▶
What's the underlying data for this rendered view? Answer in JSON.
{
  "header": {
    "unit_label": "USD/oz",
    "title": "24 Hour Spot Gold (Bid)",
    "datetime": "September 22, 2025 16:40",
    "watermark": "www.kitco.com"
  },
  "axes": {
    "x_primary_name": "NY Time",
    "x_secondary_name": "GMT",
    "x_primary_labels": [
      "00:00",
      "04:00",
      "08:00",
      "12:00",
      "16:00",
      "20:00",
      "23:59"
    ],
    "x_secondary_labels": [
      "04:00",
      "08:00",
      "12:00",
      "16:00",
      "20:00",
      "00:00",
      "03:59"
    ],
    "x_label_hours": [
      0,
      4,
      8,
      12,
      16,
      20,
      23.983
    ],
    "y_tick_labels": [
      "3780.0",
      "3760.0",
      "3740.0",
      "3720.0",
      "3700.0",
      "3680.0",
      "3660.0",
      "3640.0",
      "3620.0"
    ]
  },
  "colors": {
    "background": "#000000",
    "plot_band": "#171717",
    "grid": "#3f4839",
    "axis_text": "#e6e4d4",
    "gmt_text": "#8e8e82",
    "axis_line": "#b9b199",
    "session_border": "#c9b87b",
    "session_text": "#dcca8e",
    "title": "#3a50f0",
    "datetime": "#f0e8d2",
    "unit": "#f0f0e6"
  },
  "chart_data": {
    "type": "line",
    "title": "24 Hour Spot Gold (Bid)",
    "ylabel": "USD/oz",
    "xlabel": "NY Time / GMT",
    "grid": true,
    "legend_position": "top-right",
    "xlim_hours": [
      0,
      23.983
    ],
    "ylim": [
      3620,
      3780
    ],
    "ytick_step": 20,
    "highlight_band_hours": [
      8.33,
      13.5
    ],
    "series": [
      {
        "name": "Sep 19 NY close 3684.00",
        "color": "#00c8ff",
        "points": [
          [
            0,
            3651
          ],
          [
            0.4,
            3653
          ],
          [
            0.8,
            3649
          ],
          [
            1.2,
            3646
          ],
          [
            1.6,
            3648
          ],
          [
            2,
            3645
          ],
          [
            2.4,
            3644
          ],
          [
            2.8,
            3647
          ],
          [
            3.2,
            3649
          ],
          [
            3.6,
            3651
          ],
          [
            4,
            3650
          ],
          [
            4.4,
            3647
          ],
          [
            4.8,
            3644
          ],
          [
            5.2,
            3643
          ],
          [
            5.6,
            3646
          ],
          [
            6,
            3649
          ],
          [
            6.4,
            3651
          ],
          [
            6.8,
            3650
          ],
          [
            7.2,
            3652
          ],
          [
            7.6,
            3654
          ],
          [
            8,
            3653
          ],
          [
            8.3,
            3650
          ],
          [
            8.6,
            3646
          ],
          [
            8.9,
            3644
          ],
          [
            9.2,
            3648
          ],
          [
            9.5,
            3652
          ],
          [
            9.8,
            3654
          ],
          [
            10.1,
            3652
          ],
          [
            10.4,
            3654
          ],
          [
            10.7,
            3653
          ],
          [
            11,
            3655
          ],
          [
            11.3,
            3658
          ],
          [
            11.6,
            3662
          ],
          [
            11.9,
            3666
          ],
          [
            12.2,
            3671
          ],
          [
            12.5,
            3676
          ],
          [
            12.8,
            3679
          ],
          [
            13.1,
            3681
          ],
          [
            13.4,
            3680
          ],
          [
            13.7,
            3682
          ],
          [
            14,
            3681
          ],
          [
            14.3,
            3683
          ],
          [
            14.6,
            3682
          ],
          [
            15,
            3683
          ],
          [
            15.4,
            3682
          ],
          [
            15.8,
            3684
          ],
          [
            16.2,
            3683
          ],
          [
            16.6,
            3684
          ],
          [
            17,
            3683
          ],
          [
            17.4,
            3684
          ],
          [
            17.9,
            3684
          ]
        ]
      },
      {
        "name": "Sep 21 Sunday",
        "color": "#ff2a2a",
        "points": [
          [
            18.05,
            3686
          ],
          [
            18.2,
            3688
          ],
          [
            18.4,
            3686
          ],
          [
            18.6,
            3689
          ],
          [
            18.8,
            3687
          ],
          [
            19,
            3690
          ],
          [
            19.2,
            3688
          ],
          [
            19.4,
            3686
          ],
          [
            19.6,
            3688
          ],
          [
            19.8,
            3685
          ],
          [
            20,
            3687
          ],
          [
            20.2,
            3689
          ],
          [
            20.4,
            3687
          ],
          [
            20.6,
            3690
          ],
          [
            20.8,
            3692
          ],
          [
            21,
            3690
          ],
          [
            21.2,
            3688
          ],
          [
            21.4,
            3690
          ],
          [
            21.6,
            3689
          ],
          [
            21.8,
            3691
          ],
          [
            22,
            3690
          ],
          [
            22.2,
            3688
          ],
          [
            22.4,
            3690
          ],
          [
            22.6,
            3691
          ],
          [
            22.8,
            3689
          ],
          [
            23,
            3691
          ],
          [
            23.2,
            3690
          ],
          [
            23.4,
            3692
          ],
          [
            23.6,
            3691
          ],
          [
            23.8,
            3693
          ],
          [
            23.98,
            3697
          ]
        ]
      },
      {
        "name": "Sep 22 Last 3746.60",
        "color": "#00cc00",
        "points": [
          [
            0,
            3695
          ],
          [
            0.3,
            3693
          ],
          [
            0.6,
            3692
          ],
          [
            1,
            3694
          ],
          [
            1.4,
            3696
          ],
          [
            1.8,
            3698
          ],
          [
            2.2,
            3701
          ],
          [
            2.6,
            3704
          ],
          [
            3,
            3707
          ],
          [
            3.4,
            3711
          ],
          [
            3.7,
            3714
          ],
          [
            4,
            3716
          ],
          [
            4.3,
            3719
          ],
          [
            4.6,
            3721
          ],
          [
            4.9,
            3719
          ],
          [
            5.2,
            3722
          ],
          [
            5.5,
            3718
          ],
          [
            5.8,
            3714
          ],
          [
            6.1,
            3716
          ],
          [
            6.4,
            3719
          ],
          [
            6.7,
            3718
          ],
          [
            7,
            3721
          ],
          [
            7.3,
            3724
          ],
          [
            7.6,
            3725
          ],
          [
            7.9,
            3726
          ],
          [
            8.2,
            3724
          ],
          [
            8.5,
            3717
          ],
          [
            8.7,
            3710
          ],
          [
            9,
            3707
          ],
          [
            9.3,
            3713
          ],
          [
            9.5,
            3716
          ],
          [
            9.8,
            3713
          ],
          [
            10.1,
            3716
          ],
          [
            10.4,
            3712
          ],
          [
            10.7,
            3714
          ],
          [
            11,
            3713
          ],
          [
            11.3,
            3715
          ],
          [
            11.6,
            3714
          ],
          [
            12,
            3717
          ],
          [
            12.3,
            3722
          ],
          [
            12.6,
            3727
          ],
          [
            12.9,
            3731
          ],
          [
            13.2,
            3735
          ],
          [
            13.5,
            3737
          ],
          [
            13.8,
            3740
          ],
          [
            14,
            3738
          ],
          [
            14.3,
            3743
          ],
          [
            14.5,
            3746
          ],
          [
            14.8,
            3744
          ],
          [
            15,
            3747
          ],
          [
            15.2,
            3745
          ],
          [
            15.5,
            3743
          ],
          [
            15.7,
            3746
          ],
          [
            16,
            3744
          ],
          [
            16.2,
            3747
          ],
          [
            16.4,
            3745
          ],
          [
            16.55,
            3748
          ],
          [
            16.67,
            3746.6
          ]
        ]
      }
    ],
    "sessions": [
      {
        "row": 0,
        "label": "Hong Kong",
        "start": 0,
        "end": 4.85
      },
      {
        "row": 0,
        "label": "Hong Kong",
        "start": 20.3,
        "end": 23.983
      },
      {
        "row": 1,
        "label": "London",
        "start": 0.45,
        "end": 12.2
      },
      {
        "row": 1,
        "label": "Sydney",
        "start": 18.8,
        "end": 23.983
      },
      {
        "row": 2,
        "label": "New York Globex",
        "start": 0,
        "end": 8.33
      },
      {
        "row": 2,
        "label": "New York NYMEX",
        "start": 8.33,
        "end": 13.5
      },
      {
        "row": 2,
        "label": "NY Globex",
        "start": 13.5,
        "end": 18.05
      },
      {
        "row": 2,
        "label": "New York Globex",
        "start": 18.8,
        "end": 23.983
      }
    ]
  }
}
◀
# What is required
Select the lines in this material that hold the word "datetime", leaving none out.

# Task solution
    "datetime": "September 22, 2025 16:40",
    "datetime": "#f0e8d2",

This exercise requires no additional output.